— Challenge —
Transcribe the data that follows precisely, omitting nothing.
— START OF Recorded data —
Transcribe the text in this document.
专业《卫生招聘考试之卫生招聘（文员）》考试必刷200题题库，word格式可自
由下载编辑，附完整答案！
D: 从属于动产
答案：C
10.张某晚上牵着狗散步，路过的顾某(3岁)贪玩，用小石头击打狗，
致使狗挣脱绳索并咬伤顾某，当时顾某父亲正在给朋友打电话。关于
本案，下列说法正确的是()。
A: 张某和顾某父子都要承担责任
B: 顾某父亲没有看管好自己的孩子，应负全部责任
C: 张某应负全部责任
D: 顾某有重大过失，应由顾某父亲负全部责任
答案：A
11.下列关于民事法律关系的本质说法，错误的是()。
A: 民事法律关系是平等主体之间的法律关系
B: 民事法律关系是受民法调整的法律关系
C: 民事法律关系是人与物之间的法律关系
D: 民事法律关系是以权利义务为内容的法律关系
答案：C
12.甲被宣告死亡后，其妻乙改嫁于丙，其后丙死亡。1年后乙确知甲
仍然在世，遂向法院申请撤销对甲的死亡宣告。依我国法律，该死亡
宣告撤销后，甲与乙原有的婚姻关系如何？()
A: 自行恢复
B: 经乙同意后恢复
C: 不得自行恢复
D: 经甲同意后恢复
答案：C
— END OF Recorded data —
— Finished answer —
Transcribe the text in this document.
专业《卫生招聘考试之卫生招聘（文员）》考试必刷200题题库，word格式可自
由下载编辑，附完整答案！
D: 从属于动产
答案：C
10.张某晚上牵着狗散步，路过的顾某(3岁)贪玩，用小石头击打狗，
致使狗挣脱绳索并咬伤顾某，当时顾某父亲正在给朋友打电话。关于
本案，下列说法正确的是()。
A: 张某和顾某父子都要承担责任
B: 顾某父亲没有看管好自己的孩子，应负全部责任
C: 张某应负全部责任
D: 顾某有重大过失，应由顾某父亲负全部责任
答案：A
11.下列关于民事法律关系的本质说法，错误的是()。
A: 民事法律关系是平等主体之间的法律关系
B: 民事法律关系是受民法调整的法律关系
C: 民事法律关系是人与物之间的法律关系
D: 民事法律关系是以权利义务为内容的法律关系
答案：C
12.甲被宣告死亡后，其妻乙改嫁于丙，其后丙死亡。1年后乙确知甲
仍然在世，遂向法院申请撤销对甲的死亡宣告。依我国法律，该死亡
宣告撤销后，甲与乙原有的婚姻关系如何？()
A: 自行恢复
B: 经乙同意后恢复
C: 不得自行恢复
D: 经甲同意后恢复
答案：C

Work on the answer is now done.